Your task is to transcribe the data in full.

Exercise material ▸
++++++++++

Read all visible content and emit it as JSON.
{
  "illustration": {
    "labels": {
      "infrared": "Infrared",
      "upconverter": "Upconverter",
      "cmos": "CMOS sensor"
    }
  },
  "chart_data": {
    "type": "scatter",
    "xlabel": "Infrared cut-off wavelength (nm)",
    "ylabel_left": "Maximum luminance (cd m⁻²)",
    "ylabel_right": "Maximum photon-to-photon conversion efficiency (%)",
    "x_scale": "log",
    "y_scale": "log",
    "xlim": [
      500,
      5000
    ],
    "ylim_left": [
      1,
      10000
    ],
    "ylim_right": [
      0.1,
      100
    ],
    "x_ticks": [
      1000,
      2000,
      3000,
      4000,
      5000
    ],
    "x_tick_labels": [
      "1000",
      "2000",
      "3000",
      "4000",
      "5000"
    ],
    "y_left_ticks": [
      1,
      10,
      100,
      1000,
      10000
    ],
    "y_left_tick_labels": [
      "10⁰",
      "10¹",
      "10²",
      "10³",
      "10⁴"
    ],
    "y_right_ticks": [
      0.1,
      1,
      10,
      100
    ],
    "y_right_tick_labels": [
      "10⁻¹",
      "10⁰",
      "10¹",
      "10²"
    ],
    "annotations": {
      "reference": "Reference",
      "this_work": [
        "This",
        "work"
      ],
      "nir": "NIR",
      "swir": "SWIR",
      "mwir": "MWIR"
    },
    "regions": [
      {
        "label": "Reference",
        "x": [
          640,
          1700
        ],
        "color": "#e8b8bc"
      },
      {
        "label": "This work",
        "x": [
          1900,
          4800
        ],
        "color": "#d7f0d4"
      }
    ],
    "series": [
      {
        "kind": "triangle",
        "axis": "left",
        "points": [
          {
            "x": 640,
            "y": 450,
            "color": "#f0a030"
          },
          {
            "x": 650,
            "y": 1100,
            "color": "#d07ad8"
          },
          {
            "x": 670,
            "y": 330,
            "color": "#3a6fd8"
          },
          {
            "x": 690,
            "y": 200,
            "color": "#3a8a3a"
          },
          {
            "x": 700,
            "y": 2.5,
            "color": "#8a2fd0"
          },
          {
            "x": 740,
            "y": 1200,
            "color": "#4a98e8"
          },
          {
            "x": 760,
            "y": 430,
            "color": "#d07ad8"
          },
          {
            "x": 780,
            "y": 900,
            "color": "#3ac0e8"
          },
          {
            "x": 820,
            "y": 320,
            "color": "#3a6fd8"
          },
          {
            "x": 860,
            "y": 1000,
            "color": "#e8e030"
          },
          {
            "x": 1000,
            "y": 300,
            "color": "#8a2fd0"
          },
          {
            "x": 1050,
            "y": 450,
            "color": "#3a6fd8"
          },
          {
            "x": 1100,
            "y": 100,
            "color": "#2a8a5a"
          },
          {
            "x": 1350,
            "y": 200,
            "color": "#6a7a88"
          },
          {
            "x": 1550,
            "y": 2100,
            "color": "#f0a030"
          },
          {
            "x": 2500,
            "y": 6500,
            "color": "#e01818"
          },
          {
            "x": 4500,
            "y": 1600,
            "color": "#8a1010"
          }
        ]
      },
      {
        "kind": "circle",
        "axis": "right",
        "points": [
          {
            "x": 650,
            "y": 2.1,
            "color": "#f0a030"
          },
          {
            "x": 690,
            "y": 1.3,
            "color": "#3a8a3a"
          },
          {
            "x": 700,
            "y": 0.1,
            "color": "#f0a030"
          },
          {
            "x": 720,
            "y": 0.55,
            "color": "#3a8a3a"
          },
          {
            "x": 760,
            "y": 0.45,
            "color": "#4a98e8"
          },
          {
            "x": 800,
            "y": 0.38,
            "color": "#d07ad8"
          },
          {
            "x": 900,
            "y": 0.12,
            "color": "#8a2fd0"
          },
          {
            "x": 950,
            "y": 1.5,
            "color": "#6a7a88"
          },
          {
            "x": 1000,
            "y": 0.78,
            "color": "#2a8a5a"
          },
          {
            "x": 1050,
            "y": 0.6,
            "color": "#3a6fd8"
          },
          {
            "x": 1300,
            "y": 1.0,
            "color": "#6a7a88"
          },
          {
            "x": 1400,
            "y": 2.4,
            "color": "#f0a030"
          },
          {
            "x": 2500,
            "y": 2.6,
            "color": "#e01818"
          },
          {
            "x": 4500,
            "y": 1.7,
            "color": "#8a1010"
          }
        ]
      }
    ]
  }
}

++++++++++

Task result ▸
Read all visible content and emit it as JSON.
{
  "illustration": {
    "labels": {
      "infrared": "Infrared",
      "upconverter": "Upconverter",
      "cmos": "CMOS sensor"
    }
  },
  "chart_data": {
    "type": "scatter",
    "xlabel": "Infrared cut-off wavelength (nm)",
    "ylabel_left": "Maximum luminance (cd m⁻²)",
    "ylabel_right": "Maximum photon-to-photon conversion efficiency (%)",
    "x_scale": "log",
    "y_scale": "log",
    "xlim": [
      500,
      5000
    ],
    "ylim_left": [
      1,
      10000
    ],
    "ylim_right": [
      0.1,
      100
    ],
    "x_ticks": [
      1000,
      2000,
      3000,
      4000,
      5000
    ],
    "x_tick_labels": [
      "1000",
      "2000",
      "3000",
      "4000",
      "5000"
    ],
    "y_left_ticks": [
      1,
      10,
      100,
      1000,
      10000
    ],
    "y_left_tick_labels": [
      "10⁰",
      "10¹",
      "10²",
      "10³",
      "10⁴"
    ],
    "y_right_ticks": [
      0.1,
      1,
      10,
      100
    ],
    "y_right_tick_labels": [
      "10⁻¹",
      "10⁰",
      "10¹",
      "10²"
    ],
    "annotations": {
      "reference": "Reference",
      "this_work": [
        "This",
        "work"
      ],
      "nir": "NIR",
      "swir": "SWIR",
      "mwir": "MWIR"
    },
    "regions": [
      {
        "label": "Reference",
        "x": [
          640,
          1700
        ],
        "color": "#e8b8bc"
      },
      {
        "label": "This work",
        "x": [
          1900,
          4800
        ],
        "color": "#d7f0d4"
      }
    ],
    "series": [
      {
        "kind": "triangle",
        "axis": "left",
        "points": [
          {
            "x": 640,
            "y": 450,
            "color": "#f0a030"
          },
          {
            "x": 650,
            "y": 1100,
            "color": "#d07ad8"
          },
          {
            "x": 670,
            "y": 330,
            "color": "#3a6fd8"
          },
          {
            "x": 690,
            "y": 200,
            "color": "#3a8a3a"
          },
          {
            "x": 700,
            "y": 2.5,
            "color": "#8a2fd0"
          },
          {
            "x": 740,
            "y": 1200,
            "color": "#4a98e8"
          },
          {
            "x": 760,
            "y": 430,
            "color": "#d07ad8"
          },
          {
            "x": 780,
            "y": 900,
            "color": "#3ac0e8"
          },
          {
            "x": 820,
            "y": 320,
            "color": "#3a6fd8"
          },
          {
            "x": 860,
            "y": 1000,
            "color": "#e8e030"
          },
          {
            "x": 1000,
            "y": 300,
            "color": "#8a2fd0"
          },
          {
            "x": 1050,
            "y": 450,
            "color": "#3a6fd8"
          },
          {
            "x": 1100,
            "y": 100,
            "color": "#2a8a5a"
          },
          {
            "x": 1350,
            "y": 200,
            "color": "#6a7a88"
          },
          {
            "x": 1550,
            "y": 2100,
            "color": "#f0a030"
          },
          {
            "x": 2500,
            "y": 6500,
            "color": "#e01818"
          },
          {
            "x": 4500,
            "y": 1600,
            "color": "#8a1010"
          }
        ]
      },
      {
        "kind": "circle",
        "axis": "right",
        "points": [
          {
            "x": 650,
            "y": 2.1,
            "color": "#f0a030"
          },
          {
            "x": 690,
            "y": 1.3,
            "color": "#3a8a3a"
          },
          {
            "x": 700,
            "y": 0.1,
            "color": "#f0a030"
          },
          {
            "x": 720,
            "y": 0.55,
            "color": "#3a8a3a"
          },
          {
            "x": 760,
            "y": 0.45,
            "color": "#4a98e8"
          },
          {
            "x": 800,
            "y": 0.38,
            "color": "#d07ad8"
          },
          {
            "x": 900,
            "y": 0.12,
            "color": "#8a2fd0"
          },
          {
            "x": 950,
            "y": 1.5,
            "color": "#6a7a88"
          },
          {
            "x": 1000,
            "y": 0.78,
            "color": "#2a8a5a"
          },
          {
            "x": 1050,
            "y": 0.6,
            "color": "#3a6fd8"
          },
          {
            "x": 1300,
            "y": 1.0,
            "color": "#6a7a88"
          },
          {
            "x": 1400,
            "y": 2.4,
            "color": "#f0a030"
          },
          {
            "x": 2500,
            "y": 2.6,
            "color": "#e01818"
          },
          {
            "x": 4500,
            "y": 1.7,
            "color": "#8a1010"
          }
        ]
      }
    ]
  }
}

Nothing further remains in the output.